→ **Your instructions**
Search the material for the word "structured" and copy each line that holds it.

→ **Data supplied**

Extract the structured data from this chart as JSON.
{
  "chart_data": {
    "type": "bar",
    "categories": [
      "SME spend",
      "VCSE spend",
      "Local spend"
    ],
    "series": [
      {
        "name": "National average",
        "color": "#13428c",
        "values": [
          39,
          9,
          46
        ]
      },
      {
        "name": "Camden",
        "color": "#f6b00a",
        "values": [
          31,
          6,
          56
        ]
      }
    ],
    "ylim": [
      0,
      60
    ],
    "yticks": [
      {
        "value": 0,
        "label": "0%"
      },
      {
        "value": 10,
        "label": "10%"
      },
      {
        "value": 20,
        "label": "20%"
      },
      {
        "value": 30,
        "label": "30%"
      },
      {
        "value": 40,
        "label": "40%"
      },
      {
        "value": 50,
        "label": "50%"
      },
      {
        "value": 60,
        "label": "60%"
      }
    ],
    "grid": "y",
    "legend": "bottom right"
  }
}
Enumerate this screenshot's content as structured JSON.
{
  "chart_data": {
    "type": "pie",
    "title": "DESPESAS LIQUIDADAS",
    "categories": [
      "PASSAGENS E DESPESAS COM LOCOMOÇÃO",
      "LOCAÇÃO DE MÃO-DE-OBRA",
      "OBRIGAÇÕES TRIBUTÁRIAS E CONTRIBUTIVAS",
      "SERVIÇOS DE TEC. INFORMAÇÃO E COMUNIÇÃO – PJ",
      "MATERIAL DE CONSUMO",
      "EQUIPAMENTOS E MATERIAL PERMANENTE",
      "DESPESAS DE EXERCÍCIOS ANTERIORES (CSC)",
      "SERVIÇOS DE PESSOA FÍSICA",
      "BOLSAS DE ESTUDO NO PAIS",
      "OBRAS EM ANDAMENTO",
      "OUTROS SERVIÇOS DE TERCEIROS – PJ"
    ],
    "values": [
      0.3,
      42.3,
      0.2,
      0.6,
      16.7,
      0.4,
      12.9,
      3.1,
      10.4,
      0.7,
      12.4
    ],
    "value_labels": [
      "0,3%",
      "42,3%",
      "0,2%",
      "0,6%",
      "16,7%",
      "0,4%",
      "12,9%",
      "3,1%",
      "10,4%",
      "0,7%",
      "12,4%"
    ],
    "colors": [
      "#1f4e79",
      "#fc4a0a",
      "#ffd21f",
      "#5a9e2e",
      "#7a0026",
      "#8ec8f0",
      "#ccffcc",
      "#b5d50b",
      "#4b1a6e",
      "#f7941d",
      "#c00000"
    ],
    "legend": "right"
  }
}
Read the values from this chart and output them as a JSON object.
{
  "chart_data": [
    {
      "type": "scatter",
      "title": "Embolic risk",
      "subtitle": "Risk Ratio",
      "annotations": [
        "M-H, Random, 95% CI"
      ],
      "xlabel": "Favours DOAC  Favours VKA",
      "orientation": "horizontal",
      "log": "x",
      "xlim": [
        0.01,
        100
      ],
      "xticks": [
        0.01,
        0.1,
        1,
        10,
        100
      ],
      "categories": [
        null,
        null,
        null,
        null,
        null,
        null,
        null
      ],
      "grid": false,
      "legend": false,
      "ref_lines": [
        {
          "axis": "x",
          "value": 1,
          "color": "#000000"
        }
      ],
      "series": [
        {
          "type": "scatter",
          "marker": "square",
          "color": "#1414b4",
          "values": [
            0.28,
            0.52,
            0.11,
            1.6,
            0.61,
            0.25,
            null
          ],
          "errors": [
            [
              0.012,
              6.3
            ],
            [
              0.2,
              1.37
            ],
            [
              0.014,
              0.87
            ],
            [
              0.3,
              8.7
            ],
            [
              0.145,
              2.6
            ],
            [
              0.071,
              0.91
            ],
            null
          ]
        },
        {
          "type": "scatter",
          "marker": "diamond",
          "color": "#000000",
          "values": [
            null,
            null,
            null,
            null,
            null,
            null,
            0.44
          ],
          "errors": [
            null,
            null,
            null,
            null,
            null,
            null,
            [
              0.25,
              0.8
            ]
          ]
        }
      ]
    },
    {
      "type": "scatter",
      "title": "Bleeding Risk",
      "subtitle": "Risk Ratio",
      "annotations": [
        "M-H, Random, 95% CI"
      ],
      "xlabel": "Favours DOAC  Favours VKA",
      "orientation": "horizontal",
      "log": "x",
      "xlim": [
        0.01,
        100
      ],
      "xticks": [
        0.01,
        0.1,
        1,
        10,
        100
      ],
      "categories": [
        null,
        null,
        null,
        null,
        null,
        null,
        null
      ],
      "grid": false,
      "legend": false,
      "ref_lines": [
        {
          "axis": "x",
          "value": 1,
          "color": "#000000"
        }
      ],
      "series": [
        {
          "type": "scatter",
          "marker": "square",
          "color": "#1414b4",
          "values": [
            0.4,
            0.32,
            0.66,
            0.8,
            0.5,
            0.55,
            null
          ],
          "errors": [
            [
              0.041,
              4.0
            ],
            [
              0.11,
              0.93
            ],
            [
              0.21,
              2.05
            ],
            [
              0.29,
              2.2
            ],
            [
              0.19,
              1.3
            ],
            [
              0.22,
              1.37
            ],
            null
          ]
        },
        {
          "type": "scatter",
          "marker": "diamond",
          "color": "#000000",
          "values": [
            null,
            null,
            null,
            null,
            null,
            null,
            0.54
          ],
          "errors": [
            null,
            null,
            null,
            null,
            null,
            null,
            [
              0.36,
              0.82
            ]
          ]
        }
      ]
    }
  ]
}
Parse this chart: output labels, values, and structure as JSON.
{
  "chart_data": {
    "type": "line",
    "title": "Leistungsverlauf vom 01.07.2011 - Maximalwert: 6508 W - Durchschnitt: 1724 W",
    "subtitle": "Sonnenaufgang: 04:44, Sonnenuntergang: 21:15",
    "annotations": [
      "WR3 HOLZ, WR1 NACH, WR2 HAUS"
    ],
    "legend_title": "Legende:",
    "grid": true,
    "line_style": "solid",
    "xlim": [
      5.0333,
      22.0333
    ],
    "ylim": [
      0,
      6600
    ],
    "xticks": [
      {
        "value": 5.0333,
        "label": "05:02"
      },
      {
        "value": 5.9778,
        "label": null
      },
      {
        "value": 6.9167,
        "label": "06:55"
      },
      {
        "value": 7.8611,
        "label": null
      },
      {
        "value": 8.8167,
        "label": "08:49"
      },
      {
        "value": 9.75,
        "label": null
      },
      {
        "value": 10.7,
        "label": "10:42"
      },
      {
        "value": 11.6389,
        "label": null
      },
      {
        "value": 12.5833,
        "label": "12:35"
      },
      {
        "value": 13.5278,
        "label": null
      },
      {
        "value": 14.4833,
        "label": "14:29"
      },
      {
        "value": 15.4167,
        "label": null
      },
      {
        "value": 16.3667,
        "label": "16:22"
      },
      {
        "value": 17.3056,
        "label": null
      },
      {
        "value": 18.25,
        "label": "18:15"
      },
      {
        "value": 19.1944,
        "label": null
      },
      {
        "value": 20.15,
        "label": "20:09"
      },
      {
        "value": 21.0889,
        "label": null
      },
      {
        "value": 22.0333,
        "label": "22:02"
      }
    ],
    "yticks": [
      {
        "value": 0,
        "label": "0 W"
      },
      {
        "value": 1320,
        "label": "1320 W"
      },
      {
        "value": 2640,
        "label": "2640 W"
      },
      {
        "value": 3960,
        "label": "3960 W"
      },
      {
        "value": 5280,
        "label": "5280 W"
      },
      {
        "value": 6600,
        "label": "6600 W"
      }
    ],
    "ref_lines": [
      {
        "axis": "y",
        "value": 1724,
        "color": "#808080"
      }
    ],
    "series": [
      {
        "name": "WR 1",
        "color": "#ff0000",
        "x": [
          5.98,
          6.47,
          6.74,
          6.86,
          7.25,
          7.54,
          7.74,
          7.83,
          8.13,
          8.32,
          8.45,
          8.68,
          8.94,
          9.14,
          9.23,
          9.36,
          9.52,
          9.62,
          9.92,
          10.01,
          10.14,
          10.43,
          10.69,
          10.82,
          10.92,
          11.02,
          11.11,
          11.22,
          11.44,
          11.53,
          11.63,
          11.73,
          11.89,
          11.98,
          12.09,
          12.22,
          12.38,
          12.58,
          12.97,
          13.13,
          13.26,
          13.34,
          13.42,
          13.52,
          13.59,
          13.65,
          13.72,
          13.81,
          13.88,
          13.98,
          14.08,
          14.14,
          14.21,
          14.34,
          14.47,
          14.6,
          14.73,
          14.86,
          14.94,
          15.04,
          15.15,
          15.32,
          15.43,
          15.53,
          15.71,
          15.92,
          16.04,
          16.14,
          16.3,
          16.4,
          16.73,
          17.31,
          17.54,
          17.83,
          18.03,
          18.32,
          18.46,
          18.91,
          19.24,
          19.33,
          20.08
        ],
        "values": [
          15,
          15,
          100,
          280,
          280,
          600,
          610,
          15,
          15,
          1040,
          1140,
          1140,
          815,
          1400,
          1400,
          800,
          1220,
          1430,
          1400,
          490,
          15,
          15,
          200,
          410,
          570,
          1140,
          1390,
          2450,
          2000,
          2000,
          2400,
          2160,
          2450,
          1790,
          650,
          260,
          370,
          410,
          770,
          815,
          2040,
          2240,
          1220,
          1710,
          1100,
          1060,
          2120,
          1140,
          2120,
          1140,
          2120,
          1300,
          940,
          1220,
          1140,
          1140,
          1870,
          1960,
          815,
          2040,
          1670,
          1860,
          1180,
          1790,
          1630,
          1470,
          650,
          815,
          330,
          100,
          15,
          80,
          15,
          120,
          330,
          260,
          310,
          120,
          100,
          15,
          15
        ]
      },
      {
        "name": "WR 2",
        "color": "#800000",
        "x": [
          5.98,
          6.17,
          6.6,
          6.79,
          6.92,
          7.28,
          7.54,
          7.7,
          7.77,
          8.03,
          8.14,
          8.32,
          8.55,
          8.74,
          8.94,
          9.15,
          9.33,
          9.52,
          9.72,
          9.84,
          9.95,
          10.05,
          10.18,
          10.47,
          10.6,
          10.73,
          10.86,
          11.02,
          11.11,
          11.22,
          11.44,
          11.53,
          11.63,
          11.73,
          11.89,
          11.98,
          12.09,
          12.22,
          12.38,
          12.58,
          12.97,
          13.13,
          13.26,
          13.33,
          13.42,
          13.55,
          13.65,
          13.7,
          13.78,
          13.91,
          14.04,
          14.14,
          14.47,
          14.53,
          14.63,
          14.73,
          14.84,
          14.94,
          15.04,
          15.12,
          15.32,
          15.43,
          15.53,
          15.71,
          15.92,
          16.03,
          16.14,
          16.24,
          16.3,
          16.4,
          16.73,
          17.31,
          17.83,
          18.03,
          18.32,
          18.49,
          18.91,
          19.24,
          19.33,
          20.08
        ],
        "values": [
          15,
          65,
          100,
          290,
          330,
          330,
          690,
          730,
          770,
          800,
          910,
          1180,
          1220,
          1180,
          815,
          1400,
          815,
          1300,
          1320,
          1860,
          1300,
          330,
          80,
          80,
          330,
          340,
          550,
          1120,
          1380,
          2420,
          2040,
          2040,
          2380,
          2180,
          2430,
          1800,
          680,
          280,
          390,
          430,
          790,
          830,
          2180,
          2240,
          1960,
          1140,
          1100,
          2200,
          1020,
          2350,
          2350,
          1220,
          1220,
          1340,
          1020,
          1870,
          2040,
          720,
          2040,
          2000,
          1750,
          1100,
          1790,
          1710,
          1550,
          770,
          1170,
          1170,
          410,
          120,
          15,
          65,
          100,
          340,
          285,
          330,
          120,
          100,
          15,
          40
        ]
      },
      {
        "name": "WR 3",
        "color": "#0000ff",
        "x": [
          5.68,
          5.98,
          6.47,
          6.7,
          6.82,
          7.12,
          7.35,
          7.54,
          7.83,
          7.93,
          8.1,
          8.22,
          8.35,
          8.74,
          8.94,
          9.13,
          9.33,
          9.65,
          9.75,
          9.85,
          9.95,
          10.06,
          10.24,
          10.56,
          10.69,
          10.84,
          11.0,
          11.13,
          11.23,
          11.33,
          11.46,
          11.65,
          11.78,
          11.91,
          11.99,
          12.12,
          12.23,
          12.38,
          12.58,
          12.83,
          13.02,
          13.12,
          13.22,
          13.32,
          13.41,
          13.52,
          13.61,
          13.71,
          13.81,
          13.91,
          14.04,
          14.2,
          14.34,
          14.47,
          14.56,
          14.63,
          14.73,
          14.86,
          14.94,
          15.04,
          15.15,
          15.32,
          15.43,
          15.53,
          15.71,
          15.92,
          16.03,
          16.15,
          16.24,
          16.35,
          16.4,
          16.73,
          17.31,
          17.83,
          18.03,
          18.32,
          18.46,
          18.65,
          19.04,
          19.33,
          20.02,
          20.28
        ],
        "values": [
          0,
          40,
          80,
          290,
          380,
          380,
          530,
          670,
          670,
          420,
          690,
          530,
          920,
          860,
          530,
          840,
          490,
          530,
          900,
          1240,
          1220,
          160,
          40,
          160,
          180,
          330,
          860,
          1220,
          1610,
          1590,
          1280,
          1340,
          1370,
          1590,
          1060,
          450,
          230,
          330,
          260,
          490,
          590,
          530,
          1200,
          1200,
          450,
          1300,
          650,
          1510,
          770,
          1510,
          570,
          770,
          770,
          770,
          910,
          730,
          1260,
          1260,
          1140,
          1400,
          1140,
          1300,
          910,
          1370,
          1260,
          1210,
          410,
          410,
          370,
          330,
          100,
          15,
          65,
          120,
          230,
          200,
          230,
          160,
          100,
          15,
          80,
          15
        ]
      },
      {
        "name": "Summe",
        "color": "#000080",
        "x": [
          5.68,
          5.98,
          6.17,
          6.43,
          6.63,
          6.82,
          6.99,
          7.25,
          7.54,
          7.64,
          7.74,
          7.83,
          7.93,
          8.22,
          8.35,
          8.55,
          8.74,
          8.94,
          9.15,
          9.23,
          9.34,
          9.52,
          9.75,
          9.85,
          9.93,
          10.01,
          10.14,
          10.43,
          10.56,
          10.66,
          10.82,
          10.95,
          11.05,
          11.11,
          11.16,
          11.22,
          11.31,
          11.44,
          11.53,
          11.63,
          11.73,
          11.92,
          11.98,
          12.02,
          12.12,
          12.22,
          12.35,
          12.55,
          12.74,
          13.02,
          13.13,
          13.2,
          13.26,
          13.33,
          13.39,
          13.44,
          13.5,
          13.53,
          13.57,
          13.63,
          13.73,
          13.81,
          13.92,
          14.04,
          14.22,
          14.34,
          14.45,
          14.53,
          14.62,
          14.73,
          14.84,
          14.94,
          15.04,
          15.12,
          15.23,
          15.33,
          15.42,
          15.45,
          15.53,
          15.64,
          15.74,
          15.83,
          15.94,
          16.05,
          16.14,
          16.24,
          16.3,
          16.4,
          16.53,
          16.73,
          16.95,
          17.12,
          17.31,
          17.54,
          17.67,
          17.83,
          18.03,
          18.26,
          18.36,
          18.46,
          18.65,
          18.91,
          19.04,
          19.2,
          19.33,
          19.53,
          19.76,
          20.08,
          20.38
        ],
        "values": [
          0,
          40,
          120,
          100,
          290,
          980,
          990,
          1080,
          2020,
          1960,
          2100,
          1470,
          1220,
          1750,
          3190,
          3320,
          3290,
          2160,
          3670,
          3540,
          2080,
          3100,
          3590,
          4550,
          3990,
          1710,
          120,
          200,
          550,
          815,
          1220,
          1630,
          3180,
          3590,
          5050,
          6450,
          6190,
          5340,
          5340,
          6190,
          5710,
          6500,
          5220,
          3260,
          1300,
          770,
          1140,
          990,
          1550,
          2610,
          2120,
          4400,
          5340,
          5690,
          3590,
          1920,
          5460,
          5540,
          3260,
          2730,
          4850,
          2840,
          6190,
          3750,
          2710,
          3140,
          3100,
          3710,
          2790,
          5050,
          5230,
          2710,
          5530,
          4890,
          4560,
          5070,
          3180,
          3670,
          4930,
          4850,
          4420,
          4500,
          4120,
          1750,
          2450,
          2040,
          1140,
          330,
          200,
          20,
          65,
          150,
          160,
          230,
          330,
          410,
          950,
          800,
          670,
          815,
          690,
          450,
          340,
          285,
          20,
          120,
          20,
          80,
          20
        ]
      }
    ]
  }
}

→ **Complete response**
Extract the structured data from this chart as JSON.
Enumerate this screenshot's content as structured JSON.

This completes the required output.